=== Directions for this task ===
Filter the records below down to lines containing "File".

=== Records to process ===

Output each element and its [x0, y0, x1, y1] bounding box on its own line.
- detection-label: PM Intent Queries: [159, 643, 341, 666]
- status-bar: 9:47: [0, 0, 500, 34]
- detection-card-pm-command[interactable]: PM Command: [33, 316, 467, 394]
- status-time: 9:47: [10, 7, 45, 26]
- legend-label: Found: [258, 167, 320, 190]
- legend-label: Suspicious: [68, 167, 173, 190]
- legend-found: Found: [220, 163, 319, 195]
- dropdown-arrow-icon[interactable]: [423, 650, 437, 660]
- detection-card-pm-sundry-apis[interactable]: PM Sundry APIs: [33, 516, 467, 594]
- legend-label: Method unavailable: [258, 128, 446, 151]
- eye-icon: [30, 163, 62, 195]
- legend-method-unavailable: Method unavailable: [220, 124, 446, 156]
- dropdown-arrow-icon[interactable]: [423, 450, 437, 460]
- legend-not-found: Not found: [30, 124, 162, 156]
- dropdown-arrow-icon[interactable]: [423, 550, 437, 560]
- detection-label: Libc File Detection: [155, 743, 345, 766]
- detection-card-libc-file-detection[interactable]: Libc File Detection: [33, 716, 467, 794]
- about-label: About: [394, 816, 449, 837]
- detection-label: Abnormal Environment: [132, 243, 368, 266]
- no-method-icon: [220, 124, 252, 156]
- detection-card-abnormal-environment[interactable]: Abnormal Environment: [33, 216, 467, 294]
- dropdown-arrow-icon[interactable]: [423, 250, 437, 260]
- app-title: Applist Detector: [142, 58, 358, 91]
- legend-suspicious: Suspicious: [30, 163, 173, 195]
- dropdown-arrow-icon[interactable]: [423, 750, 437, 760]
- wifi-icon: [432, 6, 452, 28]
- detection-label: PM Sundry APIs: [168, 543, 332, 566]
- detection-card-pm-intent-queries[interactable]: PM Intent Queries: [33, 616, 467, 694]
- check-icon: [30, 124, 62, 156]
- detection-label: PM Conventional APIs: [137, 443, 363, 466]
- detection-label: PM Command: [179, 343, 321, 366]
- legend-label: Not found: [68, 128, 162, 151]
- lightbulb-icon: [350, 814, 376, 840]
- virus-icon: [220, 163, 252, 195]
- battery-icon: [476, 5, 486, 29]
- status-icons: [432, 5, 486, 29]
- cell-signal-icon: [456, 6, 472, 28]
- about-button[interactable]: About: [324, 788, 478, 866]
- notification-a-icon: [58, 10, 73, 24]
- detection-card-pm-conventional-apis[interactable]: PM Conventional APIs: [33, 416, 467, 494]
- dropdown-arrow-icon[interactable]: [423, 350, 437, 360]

=== Solution for this exercise ===
- detection-label: Libc File Detection: [155, 743, 345, 766]
- detection-card-libc-file-detection[interactable]: Libc File Detection: [33, 716, 467, 794]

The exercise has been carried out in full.